- **AIM**:
From the listing below, pull out all lines with "Neat" in them.

- **INPUT FOR THIS TASK**:

********************

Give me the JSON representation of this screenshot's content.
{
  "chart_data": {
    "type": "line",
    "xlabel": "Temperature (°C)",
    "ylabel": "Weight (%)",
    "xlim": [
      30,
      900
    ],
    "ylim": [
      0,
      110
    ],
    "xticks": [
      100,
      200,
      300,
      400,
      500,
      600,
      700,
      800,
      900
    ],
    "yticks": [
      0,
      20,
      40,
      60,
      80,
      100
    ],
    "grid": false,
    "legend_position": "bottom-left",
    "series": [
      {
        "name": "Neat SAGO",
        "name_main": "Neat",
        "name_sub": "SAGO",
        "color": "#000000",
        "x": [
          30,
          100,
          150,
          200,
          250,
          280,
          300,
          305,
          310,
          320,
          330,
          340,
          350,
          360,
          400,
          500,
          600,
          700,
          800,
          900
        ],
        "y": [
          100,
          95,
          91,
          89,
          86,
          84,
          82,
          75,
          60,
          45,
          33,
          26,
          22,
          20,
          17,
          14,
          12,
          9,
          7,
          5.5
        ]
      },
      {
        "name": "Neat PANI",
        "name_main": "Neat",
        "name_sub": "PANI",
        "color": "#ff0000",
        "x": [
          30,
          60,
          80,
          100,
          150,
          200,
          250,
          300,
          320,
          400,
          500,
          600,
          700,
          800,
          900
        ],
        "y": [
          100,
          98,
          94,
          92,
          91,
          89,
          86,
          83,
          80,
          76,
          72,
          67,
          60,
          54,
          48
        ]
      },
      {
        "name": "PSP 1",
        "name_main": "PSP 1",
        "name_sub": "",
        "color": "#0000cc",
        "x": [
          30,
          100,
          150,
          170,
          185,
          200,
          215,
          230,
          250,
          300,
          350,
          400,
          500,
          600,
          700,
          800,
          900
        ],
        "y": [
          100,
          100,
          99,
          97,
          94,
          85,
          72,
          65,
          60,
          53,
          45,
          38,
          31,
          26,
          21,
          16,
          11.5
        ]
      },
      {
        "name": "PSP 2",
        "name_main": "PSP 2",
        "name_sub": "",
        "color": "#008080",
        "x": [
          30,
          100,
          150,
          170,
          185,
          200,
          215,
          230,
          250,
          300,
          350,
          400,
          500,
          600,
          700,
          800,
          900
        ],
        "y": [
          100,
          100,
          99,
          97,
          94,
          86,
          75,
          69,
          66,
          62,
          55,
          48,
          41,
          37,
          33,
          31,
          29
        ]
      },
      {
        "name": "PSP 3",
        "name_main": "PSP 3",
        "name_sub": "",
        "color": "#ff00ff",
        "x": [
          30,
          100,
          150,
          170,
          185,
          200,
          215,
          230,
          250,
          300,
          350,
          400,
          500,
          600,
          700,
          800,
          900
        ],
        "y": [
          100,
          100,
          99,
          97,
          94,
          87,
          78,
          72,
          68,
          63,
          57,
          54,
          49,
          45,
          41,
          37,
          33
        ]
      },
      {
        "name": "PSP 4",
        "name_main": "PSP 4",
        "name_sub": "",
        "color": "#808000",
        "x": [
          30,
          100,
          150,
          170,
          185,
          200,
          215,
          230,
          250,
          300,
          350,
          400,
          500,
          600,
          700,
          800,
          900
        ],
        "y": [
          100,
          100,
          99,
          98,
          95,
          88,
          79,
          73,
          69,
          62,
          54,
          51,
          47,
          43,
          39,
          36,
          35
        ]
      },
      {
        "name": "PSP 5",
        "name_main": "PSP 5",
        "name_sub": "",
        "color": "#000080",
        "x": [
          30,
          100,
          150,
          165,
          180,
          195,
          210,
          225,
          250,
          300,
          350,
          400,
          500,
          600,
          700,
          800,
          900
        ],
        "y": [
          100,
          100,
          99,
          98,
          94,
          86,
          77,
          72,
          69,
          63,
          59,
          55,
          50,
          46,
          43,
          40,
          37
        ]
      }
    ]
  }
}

********************

- **OUTPUT FOR THIS TASK**:
        "name": "Neat SAGO",
        "name_main": "Neat",
        "name": "Neat PANI",
        "name_main": "Neat",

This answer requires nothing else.